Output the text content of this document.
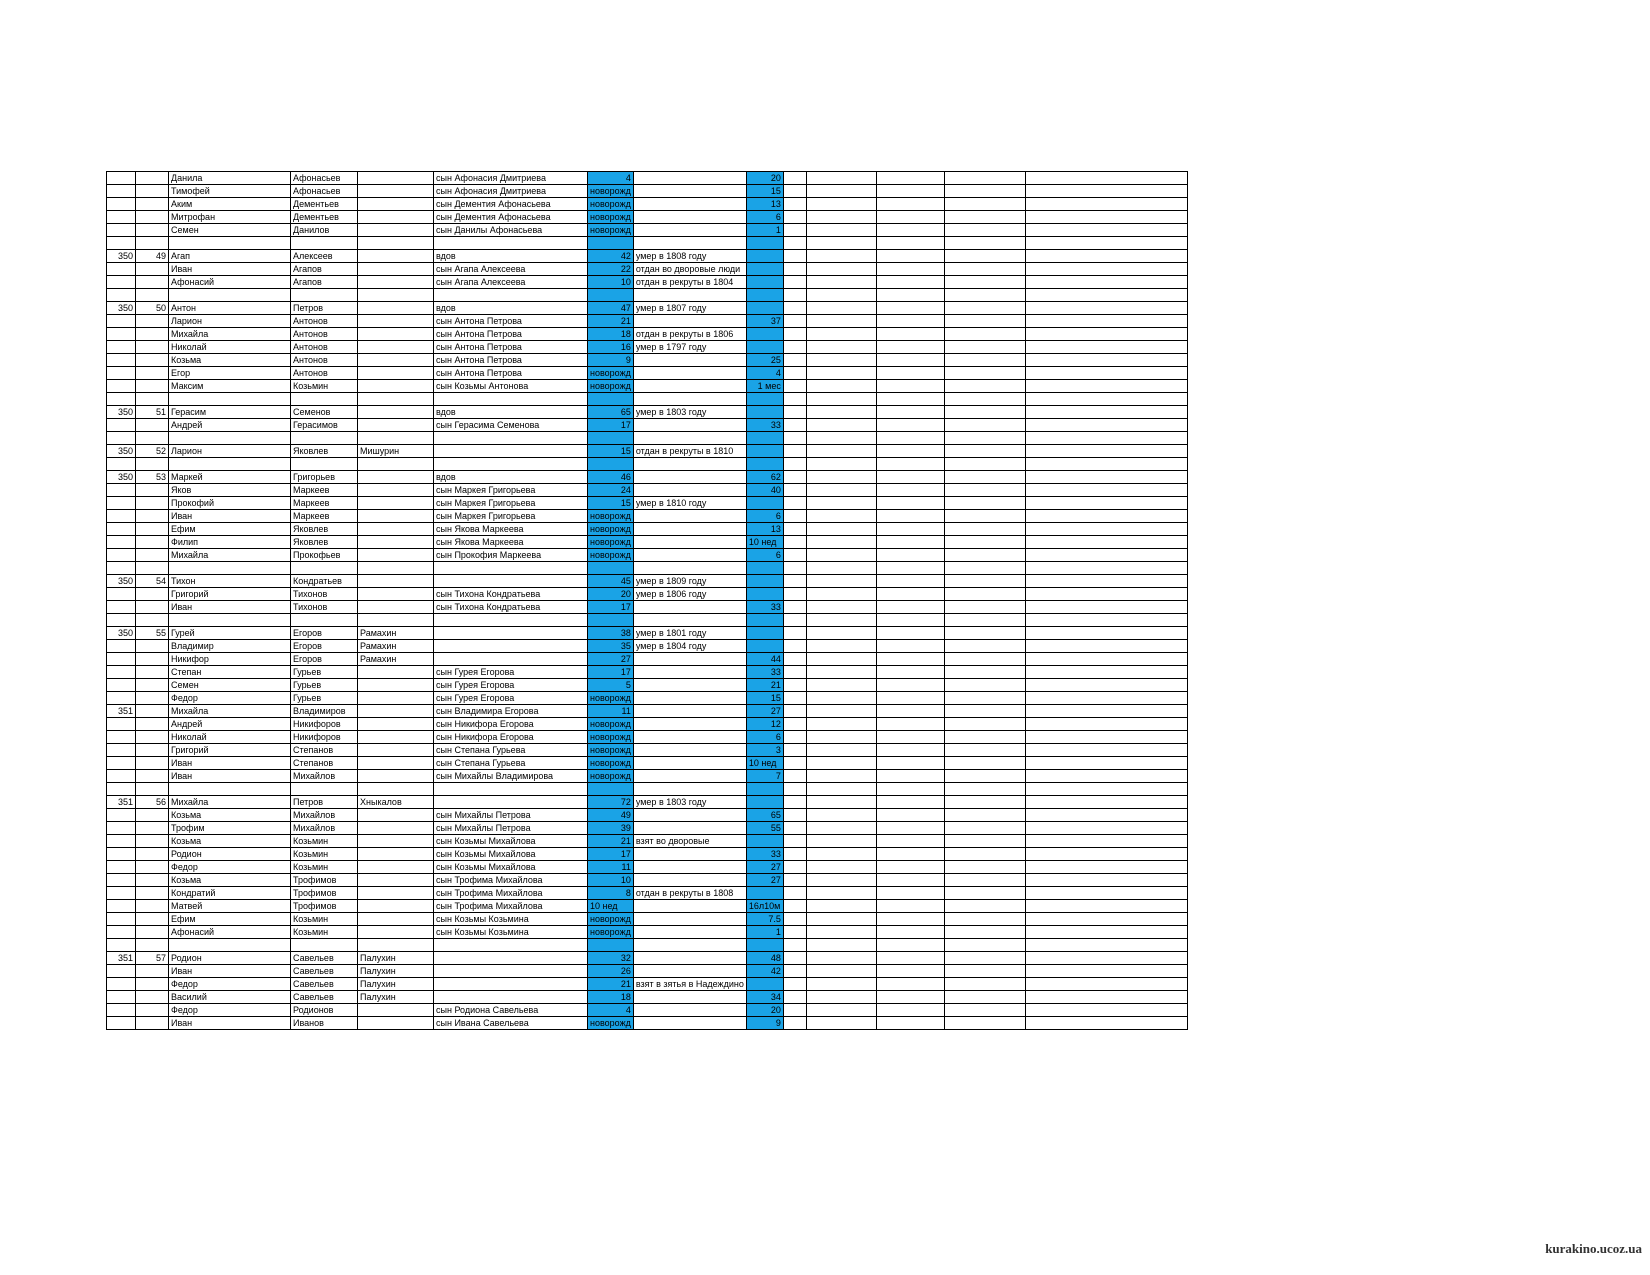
		Данила	Афонасьев		сын Афонасия Дмитриева	4		20					
		Тимофей	Афонасьев		сын Афонасия Дмитриева	новорожд		15					
		Аким	Дементьев		сын Дементия Афонасьева	новорожд		13					
		Митрофан	Дементьев		сын Дементия Афонасьева	новорожд		6					
		Семен	Данилов		сын Данилы Афонасьева	новорожд		1					

350	49	Агап	Алексеев		вдов	42	умер в 1808 году						
		Иван	Агапов		сын Агапа Алексеева	22	отдан во дворовые люди						
		Афонасий	Агапов		сын Агапа Алексеева	10	отдан в рекруты в 1804						

350	50	Антон	Петров		вдов	47	умер в 1807 году						
		Ларион	Антонов		сын Антона Петрова	21		37					
		Михайла	Антонов		сын Антона Петрова	18	отдан в рекруты в 1806						
		Николай	Антонов		сын Антона Петрова	16	умер в 1797 году						
		Козьма	Антонов		сын Антона Петрова	9		25					
		Егор	Антонов		сын Антона Петрова	новорожд		4					
		Максим	Козьмин		сын Козьмы Антонова	новорожд		1 мес					

350	51	Герасим	Семенов		вдов	65	умер в 1803 году						
		Андрей	Герасимов		сын Герасима Семенова	17		33					

350	52	Ларион	Яковлев	Мишурин		15	отдан в рекруты в 1810						

350	53	Маркей	Григорьев		вдов	46		62					
		Яков	Маркеев		сын Маркея Григорьева	24		40					
		Прокофий	Маркеев		сын Маркея Григорьева	15	умер в 1810 году						
		Иван	Маркеев		сын Маркея Григорьева	новорожд		6					
		Ефим	Яковлев		сын Якова Маркеева	новорожд		13					
		Филип	Яковлев		сын Якова Маркеева	новорожд		10 нед					
		Михайла	Прокофьев		сын Прокофия Маркеева	новорожд		6					

350	54	Тихон	Кондратьев			45	умер в 1809 году						
		Григорий	Тихонов		сын Тихона Кондратьева	20	умер в 1806 году						
		Иван	Тихонов		сын Тихона Кондратьева	17		33					

350	55	Гурей	Егоров	Рамахин		38	умер в 1801 году						
		Владимир	Егоров	Рамахин		35	умер в 1804 году						
		Никифор	Егоров	Рамахин		27		44					
		Степан	Гурьев		сын Гурея Егорова	17		33					
		Семен	Гурьев		сын Гурея Егорова	5		21					
		Федор	Гурьев		сын Гурея Егорова	новорожд		15					
351		Михайла	Владимиров		сын Владимира Егорова	11		27					
		Андрей	Никифоров		сын Никифора Егорова	новорожд		12					
		Николай	Никифоров		сын Никифора Егорова	новорожд		6					
		Григорий	Степанов		сын Степана Гурьева	новорожд		3					
		Иван	Степанов		сын Степана Гурьева	новорожд		10 нед					
		Иван	Михайлов		сын Михайлы Владимирова	новорожд		7					

351	56	Михайла	Петров	Хныкалов		72	умер в 1803 году						
		Козьма	Михайлов		сын Михайлы Петрова	49		65					
		Трофим	Михайлов		сын Михайлы Петрова	39		55					
		Козьма	Козьмин		сын Козьмы Михайлова	21	взят во дворовые						
		Родион	Козьмин		сын Козьмы Михайлова	17		33					
		Федор	Козьмин		сын Козьмы Михайлова	11		27					
		Козьма	Трофимов		сын Трофима Михайлова	10		27					
		Кондратий	Трофимов		сын Трофима Михайлова	8	отдан в рекруты в 1808						
		Матвей	Трофимов		сын Трофима Михайлова	10 нед		16л10м					
		Ефим	Козьмин		сын Козьмы Козьмина	новорожд		7.5					
		Афонасий	Козьмин		сын Козьмы Козьмина	новорожд		1					

351	57	Родион	Савельев	Палухин		32		48					
		Иван	Савельев	Палухин		26		42					
		Федор	Савельев	Палухин		21	взят в зятья в Надеждино						
		Василий	Савельев	Палухин		18		34					
		Федор	Родионов		сын Родиона Савельева	4		20					
		Иван	Иванов		сын Ивана Савельева	новорожд		9					
kurakino.ucoz.ua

* * * * *

#### [What is needed]
Your task is to list each line of the records with the word "Тихона".

#### [Solution below]
		Григорий	Тихонов		сын Тихона Кондратьева	20	умер в 1806 году						
		Иван	Тихонов		сын Тихона Кондратьева	17		33					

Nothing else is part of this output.